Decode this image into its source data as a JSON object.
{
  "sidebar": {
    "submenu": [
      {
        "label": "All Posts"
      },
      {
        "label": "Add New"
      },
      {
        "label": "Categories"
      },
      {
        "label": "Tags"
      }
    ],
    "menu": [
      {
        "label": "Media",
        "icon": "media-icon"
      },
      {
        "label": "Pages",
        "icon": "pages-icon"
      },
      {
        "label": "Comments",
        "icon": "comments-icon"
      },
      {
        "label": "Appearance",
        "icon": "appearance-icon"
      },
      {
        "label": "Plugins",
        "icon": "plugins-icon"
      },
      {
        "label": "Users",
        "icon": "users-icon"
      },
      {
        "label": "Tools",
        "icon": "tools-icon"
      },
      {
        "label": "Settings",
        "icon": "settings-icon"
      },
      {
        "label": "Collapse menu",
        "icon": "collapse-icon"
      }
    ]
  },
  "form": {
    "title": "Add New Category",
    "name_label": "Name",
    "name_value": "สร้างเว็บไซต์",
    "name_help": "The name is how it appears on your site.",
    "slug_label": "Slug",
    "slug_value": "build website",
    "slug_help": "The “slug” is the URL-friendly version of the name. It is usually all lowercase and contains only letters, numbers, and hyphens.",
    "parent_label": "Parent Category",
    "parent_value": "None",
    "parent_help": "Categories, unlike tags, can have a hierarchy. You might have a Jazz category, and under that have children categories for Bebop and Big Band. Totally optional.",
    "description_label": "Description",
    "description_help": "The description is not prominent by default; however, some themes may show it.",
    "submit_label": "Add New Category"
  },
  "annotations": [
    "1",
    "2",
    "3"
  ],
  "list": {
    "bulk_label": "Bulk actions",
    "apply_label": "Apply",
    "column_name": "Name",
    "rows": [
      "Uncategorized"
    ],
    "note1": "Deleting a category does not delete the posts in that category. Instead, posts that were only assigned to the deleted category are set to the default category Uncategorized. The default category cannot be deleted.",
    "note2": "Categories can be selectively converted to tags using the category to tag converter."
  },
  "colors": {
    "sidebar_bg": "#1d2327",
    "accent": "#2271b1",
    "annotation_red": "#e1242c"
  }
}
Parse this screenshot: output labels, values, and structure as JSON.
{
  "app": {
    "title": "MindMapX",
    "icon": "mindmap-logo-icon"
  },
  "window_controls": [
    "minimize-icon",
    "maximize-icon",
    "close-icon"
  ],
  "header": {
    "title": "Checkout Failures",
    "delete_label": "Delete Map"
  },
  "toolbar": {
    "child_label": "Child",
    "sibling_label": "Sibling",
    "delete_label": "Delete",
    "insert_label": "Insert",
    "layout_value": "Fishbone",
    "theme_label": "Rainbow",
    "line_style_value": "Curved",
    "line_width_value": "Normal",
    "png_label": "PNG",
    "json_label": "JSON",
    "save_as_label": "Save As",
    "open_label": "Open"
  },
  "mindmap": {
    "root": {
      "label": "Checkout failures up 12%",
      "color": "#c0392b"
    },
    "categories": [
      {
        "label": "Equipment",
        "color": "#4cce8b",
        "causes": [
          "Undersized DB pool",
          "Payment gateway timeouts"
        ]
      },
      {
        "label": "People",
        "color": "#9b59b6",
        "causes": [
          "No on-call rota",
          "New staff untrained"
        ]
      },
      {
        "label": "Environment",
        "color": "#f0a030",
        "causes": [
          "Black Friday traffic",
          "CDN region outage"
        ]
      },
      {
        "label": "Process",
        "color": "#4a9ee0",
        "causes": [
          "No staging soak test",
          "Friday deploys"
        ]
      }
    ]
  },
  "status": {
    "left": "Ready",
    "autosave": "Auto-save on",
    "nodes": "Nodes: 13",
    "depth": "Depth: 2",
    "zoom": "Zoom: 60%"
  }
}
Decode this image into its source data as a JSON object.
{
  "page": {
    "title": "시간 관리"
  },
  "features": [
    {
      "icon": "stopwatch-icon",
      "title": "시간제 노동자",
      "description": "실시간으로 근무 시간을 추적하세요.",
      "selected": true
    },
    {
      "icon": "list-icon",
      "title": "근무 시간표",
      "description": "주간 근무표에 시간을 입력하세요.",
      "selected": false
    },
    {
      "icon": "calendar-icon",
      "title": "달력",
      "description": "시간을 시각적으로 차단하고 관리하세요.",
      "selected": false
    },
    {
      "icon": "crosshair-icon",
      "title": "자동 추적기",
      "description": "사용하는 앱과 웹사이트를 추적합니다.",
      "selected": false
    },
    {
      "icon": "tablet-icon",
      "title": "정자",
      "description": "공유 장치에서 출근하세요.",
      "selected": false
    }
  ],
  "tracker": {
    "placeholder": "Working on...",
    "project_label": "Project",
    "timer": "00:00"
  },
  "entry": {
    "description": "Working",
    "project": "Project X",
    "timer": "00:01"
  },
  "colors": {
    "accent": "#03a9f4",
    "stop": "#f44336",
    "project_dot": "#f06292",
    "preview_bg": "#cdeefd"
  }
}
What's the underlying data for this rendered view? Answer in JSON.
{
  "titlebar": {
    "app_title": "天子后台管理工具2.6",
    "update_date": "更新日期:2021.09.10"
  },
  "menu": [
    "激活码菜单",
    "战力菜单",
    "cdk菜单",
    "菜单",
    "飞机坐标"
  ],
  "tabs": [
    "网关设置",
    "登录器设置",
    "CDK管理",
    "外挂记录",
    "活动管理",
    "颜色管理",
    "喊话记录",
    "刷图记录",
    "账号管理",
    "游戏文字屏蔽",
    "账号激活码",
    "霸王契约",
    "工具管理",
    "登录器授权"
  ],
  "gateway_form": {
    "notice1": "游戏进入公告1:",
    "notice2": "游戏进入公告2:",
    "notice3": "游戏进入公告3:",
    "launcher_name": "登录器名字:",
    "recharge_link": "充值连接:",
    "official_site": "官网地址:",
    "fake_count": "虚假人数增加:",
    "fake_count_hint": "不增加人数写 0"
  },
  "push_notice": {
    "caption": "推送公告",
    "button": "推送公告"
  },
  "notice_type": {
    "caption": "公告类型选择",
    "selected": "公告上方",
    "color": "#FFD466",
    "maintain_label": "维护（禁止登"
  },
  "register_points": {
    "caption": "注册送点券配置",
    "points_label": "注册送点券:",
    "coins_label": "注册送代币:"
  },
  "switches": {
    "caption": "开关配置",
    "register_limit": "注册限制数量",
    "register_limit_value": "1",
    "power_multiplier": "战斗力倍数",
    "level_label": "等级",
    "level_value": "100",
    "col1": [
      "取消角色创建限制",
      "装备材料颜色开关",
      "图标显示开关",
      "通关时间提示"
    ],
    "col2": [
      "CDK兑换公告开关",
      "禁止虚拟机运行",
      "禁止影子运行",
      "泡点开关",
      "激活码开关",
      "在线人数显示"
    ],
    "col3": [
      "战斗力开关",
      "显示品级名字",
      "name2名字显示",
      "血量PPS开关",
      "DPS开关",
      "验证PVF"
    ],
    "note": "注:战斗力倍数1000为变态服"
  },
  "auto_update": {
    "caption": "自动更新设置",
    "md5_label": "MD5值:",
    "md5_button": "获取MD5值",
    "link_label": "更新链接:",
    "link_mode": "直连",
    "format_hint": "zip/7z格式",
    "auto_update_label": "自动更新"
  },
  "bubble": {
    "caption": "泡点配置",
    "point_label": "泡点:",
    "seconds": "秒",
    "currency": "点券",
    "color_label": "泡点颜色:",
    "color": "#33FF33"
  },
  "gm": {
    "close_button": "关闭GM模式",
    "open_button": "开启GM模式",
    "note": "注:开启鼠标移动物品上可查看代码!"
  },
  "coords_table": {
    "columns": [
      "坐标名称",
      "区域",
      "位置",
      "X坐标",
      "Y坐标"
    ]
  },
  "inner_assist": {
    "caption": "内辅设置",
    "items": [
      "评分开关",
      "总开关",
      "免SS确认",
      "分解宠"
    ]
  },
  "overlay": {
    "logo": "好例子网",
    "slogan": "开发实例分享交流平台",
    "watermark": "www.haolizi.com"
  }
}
============================================================
**Aim of the task:**
Report each line of the material above where the word "Uncategorized" appears.

**Task response:**
      "Uncategorized"
    "note1": "Deleting a category does not delete the posts in that category. Instead, posts that were only assigned to the deleted category are set to the default category Uncategorized. The default category cannot be deleted.",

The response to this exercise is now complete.